---- Stored records

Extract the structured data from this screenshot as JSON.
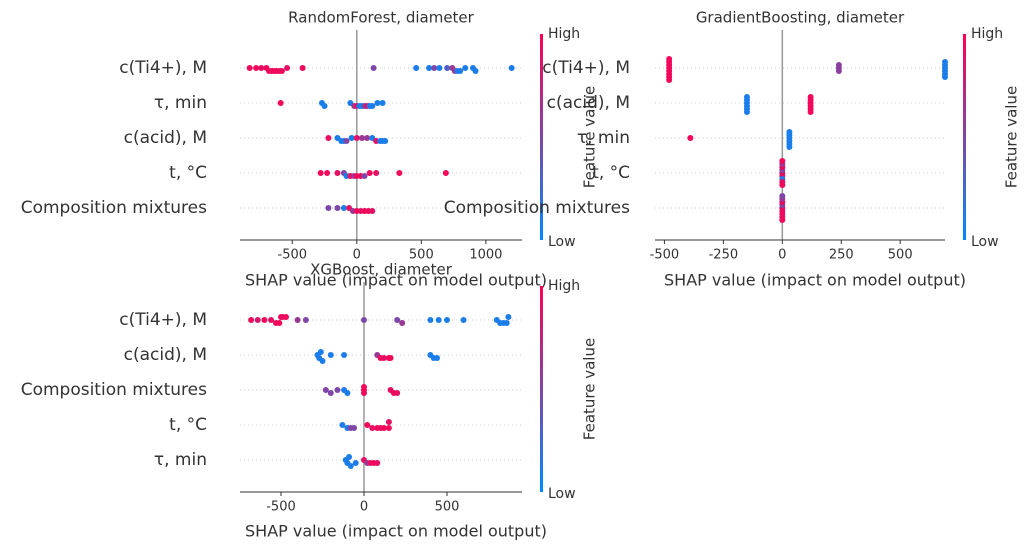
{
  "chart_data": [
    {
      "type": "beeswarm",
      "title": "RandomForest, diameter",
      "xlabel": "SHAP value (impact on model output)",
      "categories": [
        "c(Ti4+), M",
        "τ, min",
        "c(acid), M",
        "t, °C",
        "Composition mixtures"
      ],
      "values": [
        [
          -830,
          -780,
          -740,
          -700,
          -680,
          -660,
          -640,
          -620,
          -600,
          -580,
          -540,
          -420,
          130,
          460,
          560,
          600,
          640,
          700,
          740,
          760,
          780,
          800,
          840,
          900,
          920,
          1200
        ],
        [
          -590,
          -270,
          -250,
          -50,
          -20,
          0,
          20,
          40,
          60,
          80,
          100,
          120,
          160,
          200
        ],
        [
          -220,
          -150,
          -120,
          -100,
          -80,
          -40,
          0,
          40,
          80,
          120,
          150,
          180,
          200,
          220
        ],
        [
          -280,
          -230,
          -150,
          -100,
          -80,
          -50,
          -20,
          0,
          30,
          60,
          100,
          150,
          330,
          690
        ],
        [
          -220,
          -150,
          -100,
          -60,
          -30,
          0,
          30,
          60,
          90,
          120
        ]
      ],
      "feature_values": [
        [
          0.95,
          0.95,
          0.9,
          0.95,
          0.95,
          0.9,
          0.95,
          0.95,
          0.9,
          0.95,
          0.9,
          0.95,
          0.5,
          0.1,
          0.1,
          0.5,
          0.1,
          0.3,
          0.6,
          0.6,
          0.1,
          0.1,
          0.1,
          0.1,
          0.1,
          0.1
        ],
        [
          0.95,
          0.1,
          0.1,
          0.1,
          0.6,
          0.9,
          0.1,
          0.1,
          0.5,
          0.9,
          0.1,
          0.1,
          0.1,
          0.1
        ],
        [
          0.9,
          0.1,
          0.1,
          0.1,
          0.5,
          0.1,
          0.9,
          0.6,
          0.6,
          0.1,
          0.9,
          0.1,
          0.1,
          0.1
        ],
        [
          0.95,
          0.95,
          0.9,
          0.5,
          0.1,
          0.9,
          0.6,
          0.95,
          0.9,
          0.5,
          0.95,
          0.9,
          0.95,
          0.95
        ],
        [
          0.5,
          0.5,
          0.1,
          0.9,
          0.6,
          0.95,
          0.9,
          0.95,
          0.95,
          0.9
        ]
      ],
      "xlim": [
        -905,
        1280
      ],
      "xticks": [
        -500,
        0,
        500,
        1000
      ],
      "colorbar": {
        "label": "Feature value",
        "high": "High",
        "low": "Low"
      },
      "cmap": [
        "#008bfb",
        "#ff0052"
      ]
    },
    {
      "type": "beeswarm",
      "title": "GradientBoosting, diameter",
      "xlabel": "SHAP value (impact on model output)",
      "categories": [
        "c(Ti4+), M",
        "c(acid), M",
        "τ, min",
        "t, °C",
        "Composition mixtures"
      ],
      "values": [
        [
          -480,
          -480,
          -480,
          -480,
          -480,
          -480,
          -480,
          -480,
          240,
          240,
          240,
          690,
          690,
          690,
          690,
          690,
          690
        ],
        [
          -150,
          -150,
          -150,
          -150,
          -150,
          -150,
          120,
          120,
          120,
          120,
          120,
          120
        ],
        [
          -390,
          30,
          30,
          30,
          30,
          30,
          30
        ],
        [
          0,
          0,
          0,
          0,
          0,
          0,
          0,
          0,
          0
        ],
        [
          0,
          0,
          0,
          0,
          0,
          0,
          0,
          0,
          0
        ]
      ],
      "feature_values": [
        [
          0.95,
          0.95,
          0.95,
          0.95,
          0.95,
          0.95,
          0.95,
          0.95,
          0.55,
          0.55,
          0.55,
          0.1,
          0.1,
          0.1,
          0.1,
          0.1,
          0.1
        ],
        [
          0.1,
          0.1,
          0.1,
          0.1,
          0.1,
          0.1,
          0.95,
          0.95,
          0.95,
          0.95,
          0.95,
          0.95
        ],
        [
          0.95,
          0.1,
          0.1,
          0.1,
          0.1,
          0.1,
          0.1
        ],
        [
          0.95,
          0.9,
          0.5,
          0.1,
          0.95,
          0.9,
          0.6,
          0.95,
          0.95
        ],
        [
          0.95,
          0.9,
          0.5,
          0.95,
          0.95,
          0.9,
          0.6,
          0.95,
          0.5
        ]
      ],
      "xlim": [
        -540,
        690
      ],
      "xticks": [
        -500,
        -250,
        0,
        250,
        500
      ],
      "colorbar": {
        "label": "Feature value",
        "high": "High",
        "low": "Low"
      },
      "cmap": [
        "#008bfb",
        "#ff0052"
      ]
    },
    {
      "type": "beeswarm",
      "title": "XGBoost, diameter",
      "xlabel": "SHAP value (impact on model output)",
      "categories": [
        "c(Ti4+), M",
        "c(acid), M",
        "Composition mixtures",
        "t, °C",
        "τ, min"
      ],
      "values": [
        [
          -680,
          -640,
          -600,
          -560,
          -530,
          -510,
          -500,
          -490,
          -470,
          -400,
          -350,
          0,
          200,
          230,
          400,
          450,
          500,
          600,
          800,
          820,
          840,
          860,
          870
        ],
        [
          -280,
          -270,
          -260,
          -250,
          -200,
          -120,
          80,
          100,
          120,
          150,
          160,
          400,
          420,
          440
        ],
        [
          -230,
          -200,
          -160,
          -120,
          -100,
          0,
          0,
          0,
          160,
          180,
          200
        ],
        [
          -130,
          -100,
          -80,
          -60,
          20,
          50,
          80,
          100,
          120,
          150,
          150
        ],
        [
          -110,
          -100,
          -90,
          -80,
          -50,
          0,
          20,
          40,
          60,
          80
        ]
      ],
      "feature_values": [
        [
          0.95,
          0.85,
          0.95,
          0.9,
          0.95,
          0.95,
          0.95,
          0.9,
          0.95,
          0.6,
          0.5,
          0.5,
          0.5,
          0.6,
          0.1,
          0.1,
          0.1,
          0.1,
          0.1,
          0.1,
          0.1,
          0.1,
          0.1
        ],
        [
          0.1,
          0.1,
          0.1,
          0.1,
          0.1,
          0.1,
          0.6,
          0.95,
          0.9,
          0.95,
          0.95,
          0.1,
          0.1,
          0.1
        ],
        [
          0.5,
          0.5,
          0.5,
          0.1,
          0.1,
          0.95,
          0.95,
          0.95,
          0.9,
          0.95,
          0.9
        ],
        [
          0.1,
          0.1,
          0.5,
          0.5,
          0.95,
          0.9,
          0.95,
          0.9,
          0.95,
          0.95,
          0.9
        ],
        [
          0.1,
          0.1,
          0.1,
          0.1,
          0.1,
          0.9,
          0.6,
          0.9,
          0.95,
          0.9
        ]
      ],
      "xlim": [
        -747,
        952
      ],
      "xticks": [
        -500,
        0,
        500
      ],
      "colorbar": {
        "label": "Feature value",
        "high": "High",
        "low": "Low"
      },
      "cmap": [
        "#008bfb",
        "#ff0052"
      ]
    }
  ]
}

--------

(Exercise) Every entry should be returned exactly as written, minus the pictures.

(Response to this task)
Extract the structured data from this screenshot as JSON.
{
  "chart_data": [
    {
      "type": "beeswarm",
      "title": "RandomForest, diameter",
      "xlabel": "SHAP value (impact on model output)",
      "categories": [
        "c(Ti4+), M",
        "τ, min",
        "c(acid), M",
        "t, °C",
        "Composition mixtures"
      ],
      "values": [
        [
          -830,
          -780,
          -740,
          -700,
          -680,
          -660,
          -640,
          -620,
          -600,
          -580,
          -540,
          -420,
          130,
          460,
          560,
          600,
          640,
          700,
          740,
          760,
          780,
          800,
          840,
          900,
          920,
          1200
        ],
        [
          -590,
          -270,
          -250,
          -50,
          -20,
          0,
          20,
          40,
          60,
          80,
          100,
          120,
          160,
          200
        ],
        [
          -220,
          -150,
          -120,
          -100,
          -80,
          -40,
          0,
          40,
          80,
          120,
          150,
          180,
          200,
          220
        ],
        [
          -280,
          -230,
          -150,
          -100,
          -80,
          -50,
          -20,
          0,
          30,
          60,
          100,
          150,
          330,
          690
        ],
        [
          -220,
          -150,
          -100,
          -60,
          -30,
          0,
          30,
          60,
          90,
          120
        ]
      ],
      "feature_values": [
        [
          0.95,
          0.95,
          0.9,
          0.95,
          0.95,
          0.9,
          0.95,
          0.95,
          0.9,
          0.95,
          0.9,
          0.95,
          0.5,
          0.1,
          0.1,
          0.5,
          0.1,
          0.3,
          0.6,
          0.6,
          0.1,
          0.1,
          0.1,
          0.1,
          0.1,
          0.1
        ],
        [
          0.95,
          0.1,
          0.1,
          0.1,
          0.6,
          0.9,
          0.1,
          0.1,
          0.5,
          0.9,
          0.1,
          0.1,
          0.1,
          0.1
        ],
        [
          0.9,
          0.1,
          0.1,
          0.1,
          0.5,
          0.1,
          0.9,
          0.6,
          0.6,
          0.1,
          0.9,
          0.1,
          0.1,
          0.1
        ],
        [
          0.95,
          0.95,
          0.9,
          0.5,
          0.1,
          0.9,
          0.6,
          0.95,
          0.9,
          0.5,
          0.95,
          0.9,
          0.95,
          0.95
        ],
        [
          0.5,
          0.5,
          0.1,
          0.9,
          0.6,
          0.95,
          0.9,
          0.95,
          0.95,
          0.9
        ]
      ],
      "xlim": [
        -905,
        1280
      ],
      "xticks": [
        -500,
        0,
        500,
        1000
      ],
      "colorbar": {
        "label": "Feature value",
        "high": "High",
        "low": "Low"
      },
      "cmap": [
        "#008bfb",
        "#ff0052"
      ]
    },
    {
      "type": "beeswarm",
      "title": "GradientBoosting, diameter",
      "xlabel": "SHAP value (impact on model output)",
      "categories": [
        "c(Ti4+), M",
        "c(acid), M",
        "τ, min",
        "t, °C",
        "Composition mixtures"
      ],
      "values": [
        [
          -480,
          -480,
          -480,
          -480,
          -480,
          -480,
          -480,
          -480,
          240,
          240,
          240,
          690,
          690,
          690,
          690,
          690,
          690
        ],
        [
          -150,
          -150,
          -150,
          -150,
          -150,
          -150,
          120,
          120,
          120,
          120,
          120,
          120
        ],
        [
          -390,
          30,
          30,
          30,
          30,
          30,
          30
        ],
        [
          0,
          0,
          0,
          0,
          0,
          0,
          0,
          0,
          0
        ],
        [
          0,
          0,
          0,
          0,
          0,
          0,
          0,
          0,
          0
        ]
      ],
      "feature_values": [
        [
          0.95,
          0.95,
          0.95,
          0.95,
          0.95,
          0.95,
          0.95,
          0.95,
          0.55,
          0.55,
          0.55,
          0.1,
          0.1,
          0.1,
          0.1,
          0.1,
          0.1
        ],
        [
          0.1,
          0.1,
          0.1,
          0.1,
          0.1,
          0.1,
          0.95,
          0.95,
          0.95,
          0.95,
          0.95,
          0.95
        ],
        [
          0.95,
          0.1,
          0.1,
          0.1,
          0.1,
          0.1,
          0.1
        ],
        [
          0.95,
          0.9,
          0.5,
          0.1,
          0.95,
          0.9,
          0.6,
          0.95,
          0.95
        ],
        [
          0.95,
          0.9,
          0.5,
          0.95,
          0.95,
          0.9,
          0.6,
          0.95,
          0.5
        ]
      ],
      "xlim": [
        -540,
        690
      ],
      "xticks": [
        -500,
        -250,
        0,
        250,
        500
      ],
      "colorbar": {
        "label": "Feature value",
        "high": "High",
        "low": "Low"
      },
      "cmap": [
        "#008bfb",
        "#ff0052"
      ]
    },
    {
      "type": "beeswarm",
      "title": "XGBoost, diameter",
      "xlabel": "SHAP value (impact on model output)",
      "categories": [
        "c(Ti4+), M",
        "c(acid), M",
        "Composition mixtures",
        "t, °C",
        "τ, min"
      ],
      "values": [
        [
          -680,
          -640,
          -600,
          -560,
          -530,
          -510,
          -500,
          -490,
          -470,
          -400,
          -350,
          0,
          200,
          230,
          400,
          450,
          500,
          600,
          800,
          820,
          840,
          860,
          870
        ],
        [
          -280,
          -270,
          -260,
          -250,
          -200,
          -120,
          80,
          100,
          120,
          150,
          160,
          400,
          420,
          440
        ],
        [
          -230,
          -200,
          -160,
          -120,
          -100,
          0,
          0,
          0,
          160,
          180,
          200
        ],
        [
          -130,
          -100,
          -80,
          -60,
          20,
          50,
          80,
          100,
          120,
          150,
          150
        ],
        [
          -110,
          -100,
          -90,
          -80,
          -50,
          0,
          20,
          40,
          60,
          80
        ]
      ],
      "feature_values": [
        [
          0.95,
          0.85,
          0.95,
          0.9,
          0.95,
          0.95,
          0.95,
          0.9,
          0.95,
          0.6,
          0.5,
          0.5,
          0.5,
          0.6,
          0.1,
          0.1,
          0.1,
          0.1,
          0.1,
          0.1,
          0.1,
          0.1,
          0.1
        ],
        [
          0.1,
          0.1,
          0.1,
          0.1,
          0.1,
          0.1,
          0.6,
          0.95,
          0.9,
          0.95,
          0.95,
          0.1,
          0.1,
          0.1
        ],
        [
          0.5,
          0.5,
          0.5,
          0.1,
          0.1,
          0.95,
          0.95,
          0.95,
          0.9,
          0.95,
          0.9
        ],
        [
          0.1,
          0.1,
          0.5,
          0.5,
          0.95,
          0.9,
          0.95,
          0.9,
          0.95,
          0.95,
          0.9
        ],
        [
          0.1,
          0.1,
          0.1,
          0.1,
          0.1,
          0.9,
          0.6,
          0.9,
          0.95,
          0.9
        ]
      ],
      "xlim": [
        -747,
        952
      ],
      "xticks": [
        -500,
        0,
        500
      ],
      "colorbar": {
        "label": "Feature value",
        "high": "High",
        "low": "Low"
      },
      "cmap": [
        "#008bfb",
        "#ff0052"
      ]
    }
  ]
}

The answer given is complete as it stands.